▶ STORED RECORDS:
* START *
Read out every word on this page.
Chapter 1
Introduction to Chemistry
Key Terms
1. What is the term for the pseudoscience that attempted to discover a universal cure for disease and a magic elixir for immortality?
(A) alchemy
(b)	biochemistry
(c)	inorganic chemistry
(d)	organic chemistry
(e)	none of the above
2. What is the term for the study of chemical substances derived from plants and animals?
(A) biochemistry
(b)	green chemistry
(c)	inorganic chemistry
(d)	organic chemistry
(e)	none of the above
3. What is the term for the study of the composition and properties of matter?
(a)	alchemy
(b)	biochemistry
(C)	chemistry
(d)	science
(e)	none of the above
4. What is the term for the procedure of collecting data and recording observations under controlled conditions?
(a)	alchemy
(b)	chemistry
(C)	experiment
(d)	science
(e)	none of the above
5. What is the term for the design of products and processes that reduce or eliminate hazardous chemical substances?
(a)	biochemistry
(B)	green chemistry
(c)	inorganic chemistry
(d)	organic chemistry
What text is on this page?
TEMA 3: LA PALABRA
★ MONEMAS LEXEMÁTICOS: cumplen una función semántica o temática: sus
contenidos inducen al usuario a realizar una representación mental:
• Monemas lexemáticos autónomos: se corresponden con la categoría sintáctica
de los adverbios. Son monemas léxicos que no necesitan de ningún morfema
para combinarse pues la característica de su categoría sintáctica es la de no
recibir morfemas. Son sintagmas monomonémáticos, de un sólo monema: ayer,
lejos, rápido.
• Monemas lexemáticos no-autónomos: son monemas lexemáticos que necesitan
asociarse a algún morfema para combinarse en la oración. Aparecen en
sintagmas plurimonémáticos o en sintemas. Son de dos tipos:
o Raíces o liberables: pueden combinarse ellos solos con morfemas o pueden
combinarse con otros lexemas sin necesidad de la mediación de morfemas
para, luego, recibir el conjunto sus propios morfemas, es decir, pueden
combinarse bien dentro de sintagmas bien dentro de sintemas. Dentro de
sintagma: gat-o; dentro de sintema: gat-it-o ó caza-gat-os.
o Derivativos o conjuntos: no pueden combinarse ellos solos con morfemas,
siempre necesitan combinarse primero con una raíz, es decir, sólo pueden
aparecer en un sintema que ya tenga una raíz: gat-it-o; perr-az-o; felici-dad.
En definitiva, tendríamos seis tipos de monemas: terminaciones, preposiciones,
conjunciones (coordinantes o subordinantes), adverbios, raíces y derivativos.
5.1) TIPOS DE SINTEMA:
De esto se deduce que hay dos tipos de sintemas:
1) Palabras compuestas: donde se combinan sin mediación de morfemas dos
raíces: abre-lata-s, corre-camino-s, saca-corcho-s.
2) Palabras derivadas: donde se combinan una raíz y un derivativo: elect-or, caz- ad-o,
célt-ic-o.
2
* END *
▶ TASK: Copy all of the material word for word.

▶ EXERCISE RESULT:
Read out every word on this page.
Chapter 1
Introduction to Chemistry
Key Terms
1. What is the term for the pseudoscience that attempted to discover a universal cure for disease and a magic elixir for immortality?
(A) alchemy
(b)	biochemistry
(c)	inorganic chemistry
(d)	organic chemistry
(e)	none of the above
2. What is the term for the study of chemical substances derived from plants and animals?
(A) biochemistry
(b)	green chemistry
(c)	inorganic chemistry
(d)	organic chemistry
(e)	none of the above
3. What is the term for the study of the composition and properties of matter?
(a)	alchemy
(b)	biochemistry
(C)	chemistry
(d)	science
(e)	none of the above
4. What is the term for the procedure of collecting data and recording observations under controlled conditions?
(a)	alchemy
(b)	chemistry
(C)	experiment
(d)	science
(e)	none of the above
5. What is the term for the design of products and processes that reduce or eliminate hazardous chemical substances?
(a)	biochemistry
(B)	green chemistry
(c)	inorganic chemistry
(d)	organic chemistry
What text is on this page?
TEMA 3: LA PALABRA
★ MONEMAS LEXEMÁTICOS: cumplen una función semántica o temática: sus
contenidos inducen al usuario a realizar una representación mental:
• Monemas lexemáticos autónomos: se corresponden con la categoría sintáctica
de los adverbios. Son monemas léxicos que no necesitan de ningún morfema
para combinarse pues la característica de su categoría sintáctica es la de no
recibir morfemas. Son sintagmas monomonémáticos, de un sólo monema: ayer,
lejos, rápido.
• Monemas lexemáticos no-autónomos: son monemas lexemáticos que necesitan
asociarse a algún morfema para combinarse en la oración. Aparecen en
sintagmas plurimonémáticos o en sintemas. Son de dos tipos:
o Raíces o liberables: pueden combinarse ellos solos con morfemas o pueden
combinarse con otros lexemas sin necesidad de la mediación de morfemas
para, luego, recibir el conjunto sus propios morfemas, es decir, pueden
combinarse bien dentro de sintagmas bien dentro de sintemas. Dentro de
sintagma: gat-o; dentro de sintema: gat-it-o ó caza-gat-os.
o Derivativos o conjuntos: no pueden combinarse ellos solos con morfemas,
siempre necesitan combinarse primero con una raíz, es decir, sólo pueden
aparecer en un sintema que ya tenga una raíz: gat-it-o; perr-az-o; felici-dad.
En definitiva, tendríamos seis tipos de monemas: terminaciones, preposiciones,
conjunciones (coordinantes o subordinantes), adverbios, raíces y derivativos.
5.1) TIPOS DE SINTEMA:
De esto se deduce que hay dos tipos de sintemas:
1) Palabras compuestas: donde se combinan sin mediación de morfemas dos
raíces: abre-lata-s, corre-camino-s, saca-corcho-s.
2) Palabras derivadas: donde se combinan una raíz y un derivativo: elect-or, caz- ad-o,
célt-ic-o.
2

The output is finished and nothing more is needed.